-- BEGIN Records provided --
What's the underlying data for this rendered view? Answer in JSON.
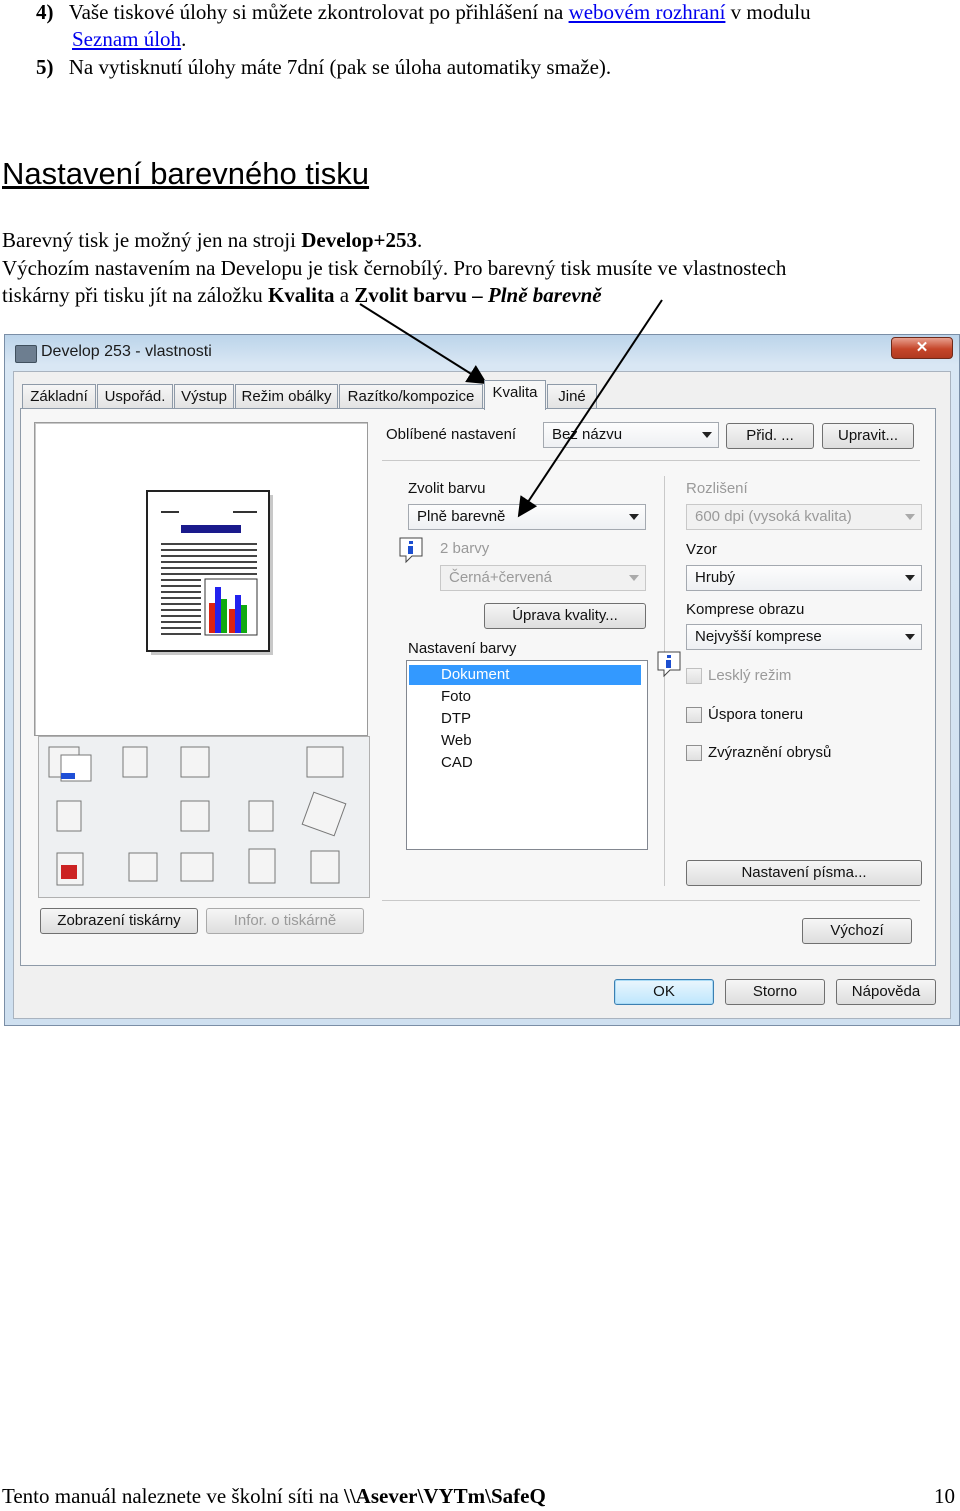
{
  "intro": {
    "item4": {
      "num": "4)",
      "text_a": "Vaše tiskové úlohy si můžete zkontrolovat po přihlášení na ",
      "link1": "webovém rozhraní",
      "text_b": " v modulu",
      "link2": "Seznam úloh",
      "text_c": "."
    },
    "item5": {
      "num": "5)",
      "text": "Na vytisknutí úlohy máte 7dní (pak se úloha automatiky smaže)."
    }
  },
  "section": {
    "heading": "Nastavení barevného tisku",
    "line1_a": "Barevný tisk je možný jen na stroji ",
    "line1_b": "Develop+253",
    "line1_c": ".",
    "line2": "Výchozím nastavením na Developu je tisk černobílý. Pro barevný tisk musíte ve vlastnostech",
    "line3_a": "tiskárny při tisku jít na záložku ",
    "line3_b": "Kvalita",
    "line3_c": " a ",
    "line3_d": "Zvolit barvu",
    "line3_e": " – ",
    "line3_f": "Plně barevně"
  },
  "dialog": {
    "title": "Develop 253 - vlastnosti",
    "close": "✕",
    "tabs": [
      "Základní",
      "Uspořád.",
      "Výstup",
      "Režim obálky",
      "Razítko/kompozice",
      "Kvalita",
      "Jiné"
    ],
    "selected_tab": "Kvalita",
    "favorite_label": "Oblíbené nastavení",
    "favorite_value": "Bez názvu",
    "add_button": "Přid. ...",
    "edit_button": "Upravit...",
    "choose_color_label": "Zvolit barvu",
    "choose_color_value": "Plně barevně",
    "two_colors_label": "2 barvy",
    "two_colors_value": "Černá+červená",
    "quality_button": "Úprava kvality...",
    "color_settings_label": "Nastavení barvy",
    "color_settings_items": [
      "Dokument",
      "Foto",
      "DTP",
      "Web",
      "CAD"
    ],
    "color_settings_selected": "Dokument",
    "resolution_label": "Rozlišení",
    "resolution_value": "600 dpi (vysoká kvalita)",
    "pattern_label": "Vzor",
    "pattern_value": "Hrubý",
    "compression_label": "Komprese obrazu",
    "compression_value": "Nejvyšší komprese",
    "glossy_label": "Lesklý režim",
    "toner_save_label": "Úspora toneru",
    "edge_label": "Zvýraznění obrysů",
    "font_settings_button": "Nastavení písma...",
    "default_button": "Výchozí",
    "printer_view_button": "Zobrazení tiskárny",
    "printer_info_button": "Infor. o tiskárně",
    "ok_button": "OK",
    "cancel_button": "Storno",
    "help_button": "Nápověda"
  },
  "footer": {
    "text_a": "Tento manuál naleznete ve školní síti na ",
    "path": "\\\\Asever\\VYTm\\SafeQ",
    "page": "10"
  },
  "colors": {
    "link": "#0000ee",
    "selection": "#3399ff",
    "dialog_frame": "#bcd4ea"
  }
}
-- END Records provided --
Work instructions
Write out every entry again word for word, without any of the pictures.

Correct output
What's the underlying data for this rendered view? Answer in JSON.
{
  "intro": {
    "item4": {
      "num": "4)",
      "text_a": "Vaše tiskové úlohy si můžete zkontrolovat po přihlášení na ",
      "link1": "webovém rozhraní",
      "text_b": " v modulu",
      "link2": "Seznam úloh",
      "text_c": "."
    },
    "item5": {
      "num": "5)",
      "text": "Na vytisknutí úlohy máte 7dní (pak se úloha automatiky smaže)."
    }
  },
  "section": {
    "heading": "Nastavení barevného tisku",
    "line1_a": "Barevný tisk je možný jen na stroji ",
    "line1_b": "Develop+253",
    "line1_c": ".",
    "line2": "Výchozím nastavením na Developu je tisk černobílý. Pro barevný tisk musíte ve vlastnostech",
    "line3_a": "tiskárny při tisku jít na záložku ",
    "line3_b": "Kvalita",
    "line3_c": " a ",
    "line3_d": "Zvolit barvu",
    "line3_e": " – ",
    "line3_f": "Plně barevně"
  },
  "dialog": {
    "title": "Develop 253 - vlastnosti",
    "close": "✕",
    "tabs": [
      "Základní",
      "Uspořád.",
      "Výstup",
      "Režim obálky",
      "Razítko/kompozice",
      "Kvalita",
      "Jiné"
    ],
    "selected_tab": "Kvalita",
    "favorite_label": "Oblíbené nastavení",
    "favorite_value": "Bez názvu",
    "add_button": "Přid. ...",
    "edit_button": "Upravit...",
    "choose_color_label": "Zvolit barvu",
    "choose_color_value": "Plně barevně",
    "two_colors_label": "2 barvy",
    "two_colors_value": "Černá+červená",
    "quality_button": "Úprava kvality...",
    "color_settings_label": "Nastavení barvy",
    "color_settings_items": [
      "Dokument",
      "Foto",
      "DTP",
      "Web",
      "CAD"
    ],
    "color_settings_selected": "Dokument",
    "resolution_label": "Rozlišení",
    "resolution_value": "600 dpi (vysoká kvalita)",
    "pattern_label": "Vzor",
    "pattern_value": "Hrubý",
    "compression_label": "Komprese obrazu",
    "compression_value": "Nejvyšší komprese",
    "glossy_label": "Lesklý režim",
    "toner_save_label": "Úspora toneru",
    "edge_label": "Zvýraznění obrysů",
    "font_settings_button": "Nastavení písma...",
    "default_button": "Výchozí",
    "printer_view_button": "Zobrazení tiskárny",
    "printer_info_button": "Infor. o tiskárně",
    "ok_button": "OK",
    "cancel_button": "Storno",
    "help_button": "Nápověda"
  },
  "footer": {
    "text_a": "Tento manuál naleznete ve školní síti na ",
    "path": "\\\\Asever\\VYTm\\SafeQ",
    "page": "10"
  },
  "colors": {
    "link": "#0000ee",
    "selection": "#3399ff",
    "dialog_frame": "#bcd4ea"
  }
}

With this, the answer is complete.